[To do]: Find how many lines contain the word "this" and state that number alone.
····················
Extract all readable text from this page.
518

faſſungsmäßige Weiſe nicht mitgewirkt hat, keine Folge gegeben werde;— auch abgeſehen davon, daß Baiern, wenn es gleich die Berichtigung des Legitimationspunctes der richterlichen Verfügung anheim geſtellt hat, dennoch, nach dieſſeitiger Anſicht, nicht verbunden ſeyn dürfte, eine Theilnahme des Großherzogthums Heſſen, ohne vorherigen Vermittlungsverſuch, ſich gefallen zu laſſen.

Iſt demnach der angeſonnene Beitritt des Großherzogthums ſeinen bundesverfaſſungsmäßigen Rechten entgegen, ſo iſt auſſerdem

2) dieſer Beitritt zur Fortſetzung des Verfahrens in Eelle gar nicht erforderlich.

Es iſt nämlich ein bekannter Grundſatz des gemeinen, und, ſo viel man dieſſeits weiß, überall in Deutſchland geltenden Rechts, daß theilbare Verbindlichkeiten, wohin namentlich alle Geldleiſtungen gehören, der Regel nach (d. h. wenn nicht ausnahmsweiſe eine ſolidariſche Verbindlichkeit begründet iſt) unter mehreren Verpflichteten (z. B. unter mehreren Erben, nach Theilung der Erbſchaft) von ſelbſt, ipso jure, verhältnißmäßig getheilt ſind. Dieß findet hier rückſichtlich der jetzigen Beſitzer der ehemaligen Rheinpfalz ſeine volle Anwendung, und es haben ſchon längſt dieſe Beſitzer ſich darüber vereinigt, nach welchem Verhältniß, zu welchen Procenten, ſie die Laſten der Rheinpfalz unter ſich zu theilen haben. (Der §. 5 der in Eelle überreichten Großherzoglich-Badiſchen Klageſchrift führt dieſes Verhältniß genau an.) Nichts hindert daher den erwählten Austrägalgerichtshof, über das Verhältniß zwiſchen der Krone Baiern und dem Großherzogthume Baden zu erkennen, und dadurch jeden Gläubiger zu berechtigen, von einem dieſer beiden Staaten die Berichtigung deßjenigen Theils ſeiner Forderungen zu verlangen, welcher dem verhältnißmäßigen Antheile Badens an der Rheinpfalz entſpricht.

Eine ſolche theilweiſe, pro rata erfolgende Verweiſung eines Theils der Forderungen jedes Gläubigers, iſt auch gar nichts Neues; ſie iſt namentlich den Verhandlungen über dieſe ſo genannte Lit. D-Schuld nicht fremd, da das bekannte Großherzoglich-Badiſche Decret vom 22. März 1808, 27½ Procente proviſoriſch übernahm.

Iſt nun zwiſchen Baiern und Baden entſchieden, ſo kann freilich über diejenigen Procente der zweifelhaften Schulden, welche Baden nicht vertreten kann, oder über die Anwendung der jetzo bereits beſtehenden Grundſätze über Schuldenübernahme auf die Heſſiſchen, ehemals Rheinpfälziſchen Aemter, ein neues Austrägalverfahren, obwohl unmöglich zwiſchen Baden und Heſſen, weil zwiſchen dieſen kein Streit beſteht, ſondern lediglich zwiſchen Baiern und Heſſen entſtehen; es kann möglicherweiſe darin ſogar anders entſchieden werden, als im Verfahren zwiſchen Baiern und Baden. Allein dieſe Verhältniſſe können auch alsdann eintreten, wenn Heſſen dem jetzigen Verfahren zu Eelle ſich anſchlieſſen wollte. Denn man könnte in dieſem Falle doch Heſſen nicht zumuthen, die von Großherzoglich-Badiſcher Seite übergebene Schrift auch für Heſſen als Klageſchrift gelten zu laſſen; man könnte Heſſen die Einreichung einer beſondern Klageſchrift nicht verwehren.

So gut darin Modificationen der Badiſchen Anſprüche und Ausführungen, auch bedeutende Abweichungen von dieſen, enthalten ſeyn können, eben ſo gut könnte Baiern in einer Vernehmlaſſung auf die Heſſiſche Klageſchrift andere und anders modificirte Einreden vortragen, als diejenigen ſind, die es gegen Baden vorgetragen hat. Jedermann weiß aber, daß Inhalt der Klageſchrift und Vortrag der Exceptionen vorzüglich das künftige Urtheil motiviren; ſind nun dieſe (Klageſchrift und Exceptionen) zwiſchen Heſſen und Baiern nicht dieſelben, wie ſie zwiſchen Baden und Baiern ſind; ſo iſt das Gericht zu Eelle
····················
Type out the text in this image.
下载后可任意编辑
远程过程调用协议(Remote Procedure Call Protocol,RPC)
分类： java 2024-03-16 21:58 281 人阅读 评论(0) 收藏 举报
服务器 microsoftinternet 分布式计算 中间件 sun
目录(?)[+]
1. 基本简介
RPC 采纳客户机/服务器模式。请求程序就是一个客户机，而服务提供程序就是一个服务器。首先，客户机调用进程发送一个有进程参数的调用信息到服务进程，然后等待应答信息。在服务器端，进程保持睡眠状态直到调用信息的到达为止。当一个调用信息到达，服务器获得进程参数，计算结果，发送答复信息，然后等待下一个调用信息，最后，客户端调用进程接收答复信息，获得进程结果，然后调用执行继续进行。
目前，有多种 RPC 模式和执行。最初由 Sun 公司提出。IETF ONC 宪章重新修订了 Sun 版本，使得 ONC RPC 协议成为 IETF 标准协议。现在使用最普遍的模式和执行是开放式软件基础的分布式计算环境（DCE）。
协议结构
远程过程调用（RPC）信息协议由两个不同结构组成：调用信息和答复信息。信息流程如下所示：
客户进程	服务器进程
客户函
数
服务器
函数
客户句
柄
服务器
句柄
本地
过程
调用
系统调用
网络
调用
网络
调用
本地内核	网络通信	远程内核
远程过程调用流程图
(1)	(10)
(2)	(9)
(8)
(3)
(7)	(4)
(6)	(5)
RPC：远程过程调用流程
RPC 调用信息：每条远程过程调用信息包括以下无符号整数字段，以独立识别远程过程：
····················
[Task solution]: 2